- [Directions for this task] Make an exact copy of the lines below.

(Stored data)
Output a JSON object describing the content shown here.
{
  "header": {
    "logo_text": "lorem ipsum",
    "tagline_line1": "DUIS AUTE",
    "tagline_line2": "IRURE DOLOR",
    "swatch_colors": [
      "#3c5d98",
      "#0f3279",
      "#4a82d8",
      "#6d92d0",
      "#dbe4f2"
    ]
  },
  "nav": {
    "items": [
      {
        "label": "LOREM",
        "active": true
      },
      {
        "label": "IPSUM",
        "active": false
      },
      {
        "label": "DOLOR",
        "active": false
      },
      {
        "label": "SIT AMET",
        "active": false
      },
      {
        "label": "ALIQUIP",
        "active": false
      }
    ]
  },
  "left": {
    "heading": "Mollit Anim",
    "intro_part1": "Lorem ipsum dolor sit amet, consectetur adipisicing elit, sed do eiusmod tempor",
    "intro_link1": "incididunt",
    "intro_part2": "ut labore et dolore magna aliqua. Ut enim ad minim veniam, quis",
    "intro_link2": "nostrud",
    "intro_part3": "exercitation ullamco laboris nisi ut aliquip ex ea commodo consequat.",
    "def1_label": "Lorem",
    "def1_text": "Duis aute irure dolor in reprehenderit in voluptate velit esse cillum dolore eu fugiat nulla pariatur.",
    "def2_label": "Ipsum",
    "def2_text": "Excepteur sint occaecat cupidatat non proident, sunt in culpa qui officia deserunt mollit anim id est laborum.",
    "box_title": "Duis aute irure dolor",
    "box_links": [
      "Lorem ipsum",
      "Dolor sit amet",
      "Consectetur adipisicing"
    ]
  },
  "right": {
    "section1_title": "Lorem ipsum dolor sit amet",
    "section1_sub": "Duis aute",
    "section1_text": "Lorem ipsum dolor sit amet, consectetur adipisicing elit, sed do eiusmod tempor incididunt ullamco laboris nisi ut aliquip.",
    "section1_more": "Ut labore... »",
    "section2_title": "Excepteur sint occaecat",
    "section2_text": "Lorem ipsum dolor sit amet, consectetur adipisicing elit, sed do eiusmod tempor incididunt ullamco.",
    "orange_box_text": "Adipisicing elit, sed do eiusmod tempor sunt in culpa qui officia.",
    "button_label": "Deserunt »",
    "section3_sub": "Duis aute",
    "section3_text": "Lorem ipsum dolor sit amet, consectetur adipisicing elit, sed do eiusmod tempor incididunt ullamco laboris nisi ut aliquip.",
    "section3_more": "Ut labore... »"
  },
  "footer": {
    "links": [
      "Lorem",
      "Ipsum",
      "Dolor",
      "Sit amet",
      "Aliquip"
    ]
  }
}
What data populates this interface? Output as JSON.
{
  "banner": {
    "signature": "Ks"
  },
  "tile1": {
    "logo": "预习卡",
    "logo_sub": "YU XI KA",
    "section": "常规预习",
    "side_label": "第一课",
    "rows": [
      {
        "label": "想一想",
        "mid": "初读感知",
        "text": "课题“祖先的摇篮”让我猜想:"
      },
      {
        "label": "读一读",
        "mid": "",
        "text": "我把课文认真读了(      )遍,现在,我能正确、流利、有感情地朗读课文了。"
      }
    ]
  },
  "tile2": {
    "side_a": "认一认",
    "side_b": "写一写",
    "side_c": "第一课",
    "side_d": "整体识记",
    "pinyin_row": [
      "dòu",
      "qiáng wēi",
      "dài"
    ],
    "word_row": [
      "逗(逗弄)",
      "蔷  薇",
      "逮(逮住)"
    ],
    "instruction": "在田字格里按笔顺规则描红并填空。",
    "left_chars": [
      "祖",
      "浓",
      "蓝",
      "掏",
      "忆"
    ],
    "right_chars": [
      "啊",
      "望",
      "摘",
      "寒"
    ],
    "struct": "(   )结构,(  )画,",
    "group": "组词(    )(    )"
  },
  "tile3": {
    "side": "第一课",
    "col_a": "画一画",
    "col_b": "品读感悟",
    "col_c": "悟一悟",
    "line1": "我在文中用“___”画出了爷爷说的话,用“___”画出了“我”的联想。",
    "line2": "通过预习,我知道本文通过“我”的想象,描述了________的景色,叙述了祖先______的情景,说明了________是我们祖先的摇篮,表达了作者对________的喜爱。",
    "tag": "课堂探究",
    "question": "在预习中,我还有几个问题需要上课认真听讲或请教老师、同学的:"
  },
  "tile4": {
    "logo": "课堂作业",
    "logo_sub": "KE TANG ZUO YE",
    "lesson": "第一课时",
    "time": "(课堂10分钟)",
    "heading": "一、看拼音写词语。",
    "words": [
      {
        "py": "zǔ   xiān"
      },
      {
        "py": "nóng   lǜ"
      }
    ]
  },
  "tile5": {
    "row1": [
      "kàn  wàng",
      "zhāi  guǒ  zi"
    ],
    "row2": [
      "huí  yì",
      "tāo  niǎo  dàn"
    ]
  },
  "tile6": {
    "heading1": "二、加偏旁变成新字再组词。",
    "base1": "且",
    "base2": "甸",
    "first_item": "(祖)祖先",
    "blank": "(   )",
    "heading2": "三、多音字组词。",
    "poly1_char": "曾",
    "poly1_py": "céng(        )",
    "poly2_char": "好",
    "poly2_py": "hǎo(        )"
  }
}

- [Result]
Output a JSON object describing the content shown here.
{
  "header": {
    "logo_text": "lorem ipsum",
    "tagline_line1": "DUIS AUTE",
    "tagline_line2": "IRURE DOLOR",
    "swatch_colors": [
      "#3c5d98",
      "#0f3279",
      "#4a82d8",
      "#6d92d0",
      "#dbe4f2"
    ]
  },
  "nav": {
    "items": [
      {
        "label": "LOREM",
        "active": true
      },
      {
        "label": "IPSUM",
        "active": false
      },
      {
        "label": "DOLOR",
        "active": false
      },
      {
        "label": "SIT AMET",
        "active": false
      },
      {
        "label": "ALIQUIP",
        "active": false
      }
    ]
  },
  "left": {
    "heading": "Mollit Anim",
    "intro_part1": "Lorem ipsum dolor sit amet, consectetur adipisicing elit, sed do eiusmod tempor",
    "intro_link1": "incididunt",
    "intro_part2": "ut labore et dolore magna aliqua. Ut enim ad minim veniam, quis",
    "intro_link2": "nostrud",
    "intro_part3": "exercitation ullamco laboris nisi ut aliquip ex ea commodo consequat.",
    "def1_label": "Lorem",
    "def1_text": "Duis aute irure dolor in reprehenderit in voluptate velit esse cillum dolore eu fugiat nulla pariatur.",
    "def2_label": "Ipsum",
    "def2_text": "Excepteur sint occaecat cupidatat non proident, sunt in culpa qui officia deserunt mollit anim id est laborum.",
    "box_title": "Duis aute irure dolor",
    "box_links": [
      "Lorem ipsum",
      "Dolor sit amet",
      "Consectetur adipisicing"
    ]
  },
  "right": {
    "section1_title": "Lorem ipsum dolor sit amet",
    "section1_sub": "Duis aute",
    "section1_text": "Lorem ipsum dolor sit amet, consectetur adipisicing elit, sed do eiusmod tempor incididunt ullamco laboris nisi ut aliquip.",
    "section1_more": "Ut labore... »",
    "section2_title": "Excepteur sint occaecat",
    "section2_text": "Lorem ipsum dolor sit amet, consectetur adipisicing elit, sed do eiusmod tempor incididunt ullamco.",
    "orange_box_text": "Adipisicing elit, sed do eiusmod tempor sunt in culpa qui officia.",
    "button_label": "Deserunt »",
    "section3_sub": "Duis aute",
    "section3_text": "Lorem ipsum dolor sit amet, consectetur adipisicing elit, sed do eiusmod tempor incididunt ullamco laboris nisi ut aliquip.",
    "section3_more": "Ut labore... »"
  },
  "footer": {
    "links": [
      "Lorem",
      "Ipsum",
      "Dolor",
      "Sit amet",
      "Aliquip"
    ]
  }
}
What data populates this interface? Output as JSON.
{
  "banner": {
    "signature": "Ks"
  },
  "tile1": {
    "logo": "预习卡",
    "logo_sub": "YU XI KA",
    "section": "常规预习",
    "side_label": "第一课",
    "rows": [
      {
        "label": "想一想",
        "mid": "初读感知",
        "text": "课题“祖先的摇篮”让我猜想:"
      },
      {
        "label": "读一读",
        "mid": "",
        "text": "我把课文认真读了(      )遍,现在,我能正确、流利、有感情地朗读课文了。"
      }
    ]
  },
  "tile2": {
    "side_a": "认一认",
    "side_b": "写一写",
    "side_c": "第一课",
    "side_d": "整体识记",
    "pinyin_row": [
      "dòu",
      "qiáng wēi",
      "dài"
    ],
    "word_row": [
      "逗(逗弄)",
      "蔷  薇",
      "逮(逮住)"
    ],
    "instruction": "在田字格里按笔顺规则描红并填空。",
    "left_chars": [
      "祖",
      "浓",
      "蓝",
      "掏",
      "忆"
    ],
    "right_chars": [
      "啊",
      "望",
      "摘",
      "寒"
    ],
    "struct": "(   )结构,(  )画,",
    "group": "组词(    )(    )"
  },
  "tile3": {
    "side": "第一课",
    "col_a": "画一画",
    "col_b": "品读感悟",
    "col_c": "悟一悟",
    "line1": "我在文中用“___”画出了爷爷说的话,用“___”画出了“我”的联想。",
    "line2": "通过预习,我知道本文通过“我”的想象,描述了________的景色,叙述了祖先______的情景,说明了________是我们祖先的摇篮,表达了作者对________的喜爱。",
    "tag": "课堂探究",
    "question": "在预习中,我还有几个问题需要上课认真听讲或请教老师、同学的:"
  },
  "tile4": {
    "logo": "课堂作业",
    "logo_sub": "KE TANG ZUO YE",
    "lesson": "第一课时",
    "time": "(课堂10分钟)",
    "heading": "一、看拼音写词语。",
    "words": [
      {
        "py": "zǔ   xiān"
      },
      {
        "py": "nóng   lǜ"
      }
    ]
  },
  "tile5": {
    "row1": [
      "kàn  wàng",
      "zhāi  guǒ  zi"
    ],
    "row2": [
      "huí  yì",
      "tāo  niǎo  dàn"
    ]
  },
  "tile6": {
    "heading1": "二、加偏旁变成新字再组词。",
    "base1": "且",
    "base2": "甸",
    "first_item": "(祖)祖先",
    "blank": "(   )",
    "heading2": "三、多音字组词。",
    "poly1_char": "曾",
    "poly1_py": "céng(        )",
    "poly2_char": "好",
    "poly2_py": "hǎo(        )"
  }
}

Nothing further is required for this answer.